■ Stored data

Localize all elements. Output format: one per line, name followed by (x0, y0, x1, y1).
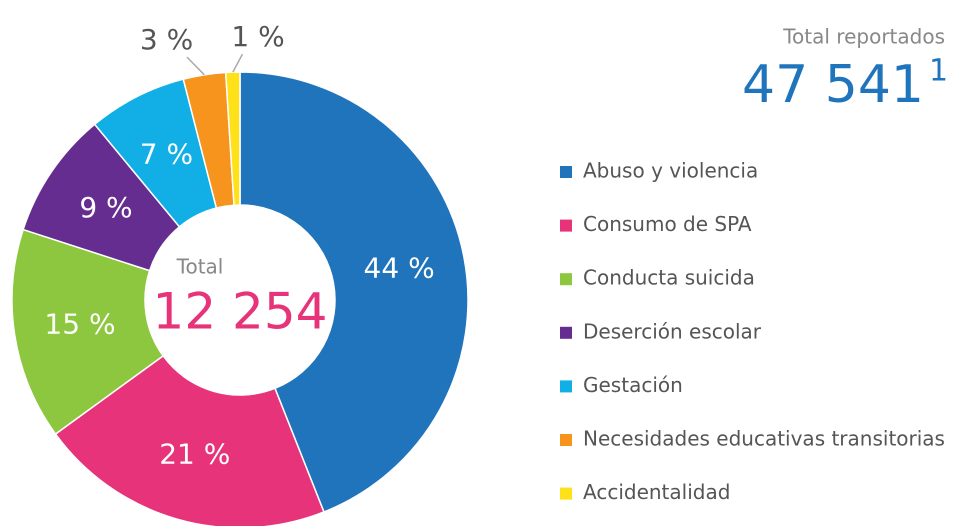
legend-swatch (560, 434, 572, 446)
legend-swatch (560, 487, 572, 500)
legend-swatch (560, 273, 572, 286)
slice-label: 15 % (44, 307, 115, 340)
center-label: Total (176, 255, 224, 279)
slice-label: 3 % (140, 23, 193, 56)
total-value: 47 541 (742, 55, 924, 115)
legend-swatch (560, 219, 572, 232)
legend-label: Gestación (583, 373, 683, 397)
slice-label: 1 % (231, 20, 284, 53)
slice-label: 44 % (364, 252, 435, 285)
legend-swatch (560, 166, 572, 178)
leader-line (186, 56, 205, 76)
legend-swatch (560, 326, 572, 339)
legend-label: Deserción escolar (583, 319, 762, 343)
slice (239, 71, 469, 513)
slice (11, 228, 165, 436)
slice-label: 9 % (79, 191, 132, 224)
total-label: Total reportados (782, 25, 945, 49)
legend-label: Abuso y violencia (583, 159, 758, 183)
legend-label: Necesidades educativas transitorias (583, 427, 945, 451)
total-note: 1 (929, 54, 948, 89)
slice-label: 21 % (159, 438, 230, 471)
slice (54, 354, 325, 526)
slice-label: 7 % (140, 138, 193, 171)
center-value: 12 254 (153, 283, 328, 341)
legend-swatch (560, 380, 572, 393)
legend-label: Consumo de SPA (583, 212, 752, 236)
legend-label: Conducta suicida (583, 266, 755, 290)
leader-line (232, 53, 244, 73)
legend-label: Accidentalidad (583, 480, 730, 504)
slice (224, 71, 241, 206)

■ Task directions
Output every line of the records as a Markdown table with two columns, Row and Line, where Row gives the row number and Line holds the line. Skip blank lines, and leave the pictures out of the answer.

■ Reply to the exercise
| Row | Line |
|---|---|
| 1 | Localize all elements. Output format: one per line, name followed by (x0, y0, x1, y1). |
| 2 | legend-swatch (560, 434, 572, 446) |
| 3 | legend-swatch (560, 487, 572, 500) |
| 4 | legend-swatch (560, 273, 572, 286) |
| 5 | slice-label: 15 % (44, 307, 115, 340) |
| 6 | center-label: Total (176, 255, 224, 279) |
| 7 | slice-label: 3 % (140, 23, 193, 56) |
| 8 | total-value: 47 541 (742, 55, 924, 115) |
| 9 | legend-swatch (560, 219, 572, 232) |
| 10 | legend-label: Gestación (583, 373, 683, 397) |
| 11 | slice-label: 1 % (231, 20, 284, 53) |
| 12 | slice-label: 44 % (364, 252, 435, 285) |
| 13 | legend-swatch (560, 166, 572, 178) |
| 14 | leader-line (186, 56, 205, 76) |
| 15 | legend-swatch (560, 326, 572, 339) |
| 16 | legend-label: Deserción escolar (583, 319, 762, 343) |
| 17 | slice (239, 71, 469, 513) |
| 18 | slice (11, 228, 165, 436) |
| 19 | slice-label: 9 % (79, 191, 132, 224) |
| 20 | total-label: Total reportados (782, 25, 945, 49) |
| 21 | legend-label: Abuso y violencia (583, 159, 758, 183) |
| 22 | legend-label: Necesidades educativas transitorias (583, 427, 945, 451) |
| 23 | total-note: 1 (929, 54, 948, 89) |
| 24 | slice-label: 21 % (159, 438, 230, 471) |
| 25 | slice (54, 354, 325, 526) |
| 26 | slice-label: 7 % (140, 138, 193, 171) |
| 27 | center-value: 12 254 (153, 283, 328, 341) |
| 28 | legend-swatch (560, 380, 572, 393) |
| 29 | legend-label: Consumo de SPA (583, 212, 752, 236) |
| 30 | legend-label: Conducta suicida (583, 266, 755, 290) |
| 31 | leader-line (232, 53, 244, 73) |
| 32 | legend-label: Accidentalidad (583, 480, 730, 504) |
| 33 | slice (224, 71, 241, 206) |